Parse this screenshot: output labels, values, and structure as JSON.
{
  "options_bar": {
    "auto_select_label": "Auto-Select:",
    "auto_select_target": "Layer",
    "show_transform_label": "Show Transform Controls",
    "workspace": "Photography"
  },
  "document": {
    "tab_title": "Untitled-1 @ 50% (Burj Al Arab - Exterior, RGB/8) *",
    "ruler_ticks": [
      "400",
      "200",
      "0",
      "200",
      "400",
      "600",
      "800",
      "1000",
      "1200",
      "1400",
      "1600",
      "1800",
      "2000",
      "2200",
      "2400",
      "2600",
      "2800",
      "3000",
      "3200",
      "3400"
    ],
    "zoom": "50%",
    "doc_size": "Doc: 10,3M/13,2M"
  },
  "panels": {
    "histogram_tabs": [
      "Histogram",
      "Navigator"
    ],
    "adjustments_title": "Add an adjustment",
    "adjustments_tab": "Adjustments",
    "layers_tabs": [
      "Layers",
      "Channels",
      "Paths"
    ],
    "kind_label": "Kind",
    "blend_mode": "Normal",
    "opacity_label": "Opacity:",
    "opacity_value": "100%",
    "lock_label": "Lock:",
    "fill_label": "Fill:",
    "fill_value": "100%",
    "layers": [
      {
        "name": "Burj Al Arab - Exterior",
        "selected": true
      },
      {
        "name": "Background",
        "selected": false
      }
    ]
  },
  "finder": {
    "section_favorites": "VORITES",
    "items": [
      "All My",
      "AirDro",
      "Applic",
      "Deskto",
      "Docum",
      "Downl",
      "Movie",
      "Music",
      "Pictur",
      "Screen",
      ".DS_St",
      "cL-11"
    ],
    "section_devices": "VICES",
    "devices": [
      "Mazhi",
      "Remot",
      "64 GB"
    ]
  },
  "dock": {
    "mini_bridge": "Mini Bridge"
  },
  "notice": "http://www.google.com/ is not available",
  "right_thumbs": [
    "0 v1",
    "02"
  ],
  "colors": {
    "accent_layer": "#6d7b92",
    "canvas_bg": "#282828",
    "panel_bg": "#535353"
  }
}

Directive:
Repeat the material from above exactly, word for word.

Full output:
Parse this screenshot: output labels, values, and structure as JSON.
{
  "options_bar": {
    "auto_select_label": "Auto-Select:",
    "auto_select_target": "Layer",
    "show_transform_label": "Show Transform Controls",
    "workspace": "Photography"
  },
  "document": {
    "tab_title": "Untitled-1 @ 50% (Burj Al Arab - Exterior, RGB/8) *",
    "ruler_ticks": [
      "400",
      "200",
      "0",
      "200",
      "400",
      "600",
      "800",
      "1000",
      "1200",
      "1400",
      "1600",
      "1800",
      "2000",
      "2200",
      "2400",
      "2600",
      "2800",
      "3000",
      "3200",
      "3400"
    ],
    "zoom": "50%",
    "doc_size": "Doc: 10,3M/13,2M"
  },
  "panels": {
    "histogram_tabs": [
      "Histogram",
      "Navigator"
    ],
    "adjustments_title": "Add an adjustment",
    "adjustments_tab": "Adjustments",
    "layers_tabs": [
      "Layers",
      "Channels",
      "Paths"
    ],
    "kind_label": "Kind",
    "blend_mode": "Normal",
    "opacity_label": "Opacity:",
    "opacity_value": "100%",
    "lock_label": "Lock:",
    "fill_label": "Fill:",
    "fill_value": "100%",
    "layers": [
      {
        "name": "Burj Al Arab - Exterior",
        "selected": true
      },
      {
        "name": "Background",
        "selected": false
      }
    ]
  },
  "finder": {
    "section_favorites": "VORITES",
    "items": [
      "All My",
      "AirDro",
      "Applic",
      "Deskto",
      "Docum",
      "Downl",
      "Movie",
      "Music",
      "Pictur",
      "Screen",
      ".DS_St",
      "cL-11"
    ],
    "section_devices": "VICES",
    "devices": [
      "Mazhi",
      "Remot",
      "64 GB"
    ]
  },
  "dock": {
    "mini_bridge": "Mini Bridge"
  },
  "notice": "http://www.google.com/ is not available",
  "right_thumbs": [
    "0 v1",
    "02"
  ],
  "colors": {
    "accent_layer": "#6d7b92",
    "canvas_bg": "#282828",
    "panel_bg": "#535353"
  }
}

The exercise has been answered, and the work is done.